* EXERCISE GOAL
Repeat every record below exactly, omitting any pictures.

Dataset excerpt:
##########

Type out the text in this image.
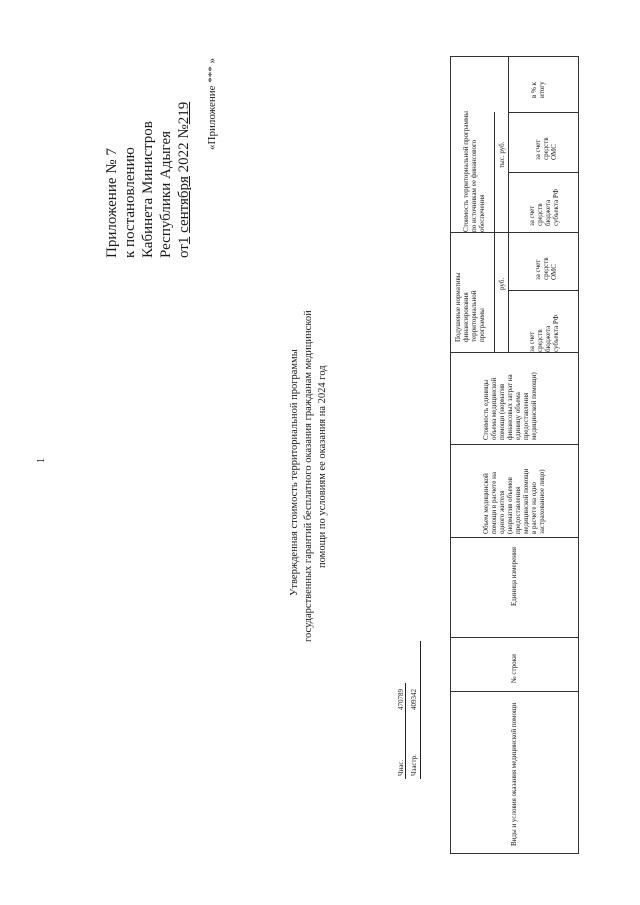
1
Приложение № 7 к постановлению Кабинета Министров Республики Адыгея от1 сентября 2022 №219 «Приложение *** »
Утвержденная стоимость территориальной программы государственных гарантий бесплатного оказания гражданам медицинской помощи по условиям ее оказания на 2024 год
Чнас.
470789
Чзастр.
409342
Виды и условия оказания медицинской помощи
№ строки
Единица измерения
Объем медицинской помощи в расчете на одного жителя (норматив объемов предоставления медицинской помощи в расчете на одно застрахованное лицо)
Стоимость единицы объема медицинской помощи (норматив финансовых затрат на единицу объема предоставления медицинской помощи)
Подушевые нормативы финансирования территориальной программы
руб.
за счет средств бюджета субъекта РФ
за счет средств ОМС
Стоимость территориальной программы по источникам ее финансового обеспечения
тыс. руб.
за счет средств бюджета субъекта РФ
за счет средств ОМС
в % к итогу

##########

* COMPLETE ANSWER
Type out the text in this image.
1
Приложение № 7 к постановлению Кабинета Министров Республики Адыгея от1 сентября 2022 №219 «Приложение *** »
Утвержденная стоимость территориальной программы государственных гарантий бесплатного оказания гражданам медицинской помощи по условиям ее оказания на 2024 год
Чнас.
470789
Чзастр.
409342
Виды и условия оказания медицинской помощи
№ строки
Единица измерения
Объем медицинской помощи в расчете на одного жителя (норматив объемов предоставления медицинской помощи в расчете на одно застрахованное лицо)
Стоимость единицы объема медицинской помощи (норматив финансовых затрат на единицу объема предоставления медицинской помощи)
Подушевые нормативы финансирования территориальной программы
руб.
за счет средств бюджета субъекта РФ
за счет средств ОМС
Стоимость территориальной программы по источникам ее финансового обеспечения
тыс. руб.
за счет средств бюджета субъекта РФ
за счет средств ОМС
в % к итогу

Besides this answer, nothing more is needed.